▶ **TASK OBJECTIVE**:
Scan the records below. List lines holding "Просмотр".

▶ **DATASET EXTRACT**:
◆ ◆ ◆ ◆ ◆ ◆ ◆
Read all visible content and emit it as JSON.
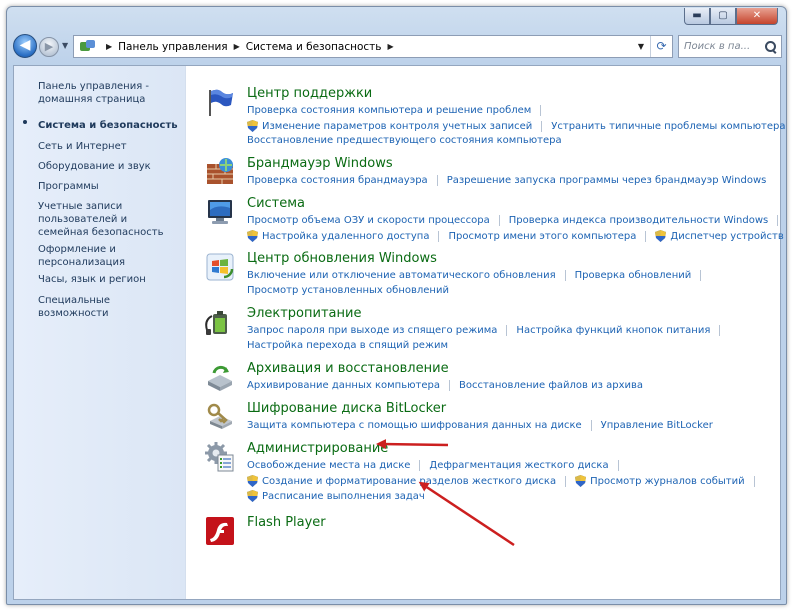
{
  "window": {
    "caption_buttons": {
      "minimize": "▬",
      "maximize": "▢",
      "close": "✕"
    }
  },
  "navbar": {
    "back_glyph": "◀",
    "forward_glyph": "▶",
    "history_dropdown": "▼",
    "breadcrumb": [
      "Панель управления",
      "Система и безопасность"
    ],
    "crumb_separator": "▶",
    "address_dropdown": "▼",
    "refresh_glyph": "⟳",
    "search_placeholder": "Поиск в па..."
  },
  "sidebar": {
    "home_link": "Панель управления - домашняя страница",
    "items": [
      {
        "label": "Система и безопасность",
        "active": true
      },
      {
        "label": "Сеть и Интернет"
      },
      {
        "label": "Оборудование и звук"
      },
      {
        "label": "Программы"
      },
      {
        "label": "Учетные записи пользователей и семейная безопасность"
      },
      {
        "label": "Оформление и персонализация"
      },
      {
        "label": "Часы, язык и регион"
      },
      {
        "label": "Специальные возможности"
      }
    ]
  },
  "categories": [
    {
      "title": "Центр поддержки",
      "icon": "flag-icon",
      "rows": [
        [
          "Проверка состояния компьютера и решение проблем"
        ],
        [
          "Изменение параметров контроля учетных записей",
          "Устранить типичные проблемы компьютера"
        ],
        [
          "Восстановление предшествующего состояния компьютера"
        ]
      ]
    },
    {
      "title": "Брандмауэр Windows",
      "icon": "firewall-icon",
      "rows": [
        [
          "Проверка состояния брандмауэра",
          "Разрешение запуска программы через брандмауэр Windows"
        ]
      ]
    },
    {
      "title": "Система",
      "icon": "system-icon",
      "rows": [
        [
          "Просмотр объема ОЗУ и скорости процессора",
          "Проверка индекса производительности Windows"
        ],
        [
          "Настройка удаленного доступа",
          "Просмотр имени этого компьютера",
          "Диспетчер устройств"
        ]
      ]
    },
    {
      "title": "Центр обновления Windows",
      "icon": "windows-update-icon",
      "rows": [
        [
          "Включение или отключение автоматического обновления",
          "Проверка обновлений"
        ],
        [
          "Просмотр установленных обновлений"
        ]
      ]
    },
    {
      "title": "Электропитание",
      "icon": "power-icon",
      "rows": [
        [
          "Запрос пароля при выходе из спящего режима",
          "Настройка функций кнопок питания"
        ],
        [
          "Настройка перехода в спящий режим"
        ]
      ]
    },
    {
      "title": "Архивация и восстановление",
      "icon": "backup-icon",
      "rows": [
        [
          "Архивирование данных компьютера",
          "Восстановление файлов из архива"
        ]
      ]
    },
    {
      "title": "Шифрование диска BitLocker",
      "icon": "bitlocker-icon",
      "rows": [
        [
          "Защита компьютера с помощью шифрования данных на диске",
          "Управление BitLocker"
        ]
      ]
    },
    {
      "title": "Администрирование",
      "icon": "admin-tools-icon",
      "rows": [
        [
          "Освобождение места на диске",
          "Дефрагментация жесткого диска"
        ],
        [
          "Создание и форматирование разделов жесткого диска",
          "Просмотр журналов событий"
        ],
        [
          "Расписание выполнения задач"
        ]
      ]
    },
    {
      "title": "Flash Player",
      "icon": "flash-player-icon",
      "rows": []
    }
  ],
  "accent": {
    "title_green": "#0a6b13",
    "link_blue": "#1d63b3",
    "arrow_red": "#cc1f1f"
  }
}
◆ ◆ ◆ ◆ ◆ ◆ ◆
▶ **THE RESPONSE**:
          "Просмотр объема ОЗУ и скорости процессора",
          "Просмотр имени этого компьютера",
          "Просмотр установленных обновлений"
          "Просмотр журналов событий"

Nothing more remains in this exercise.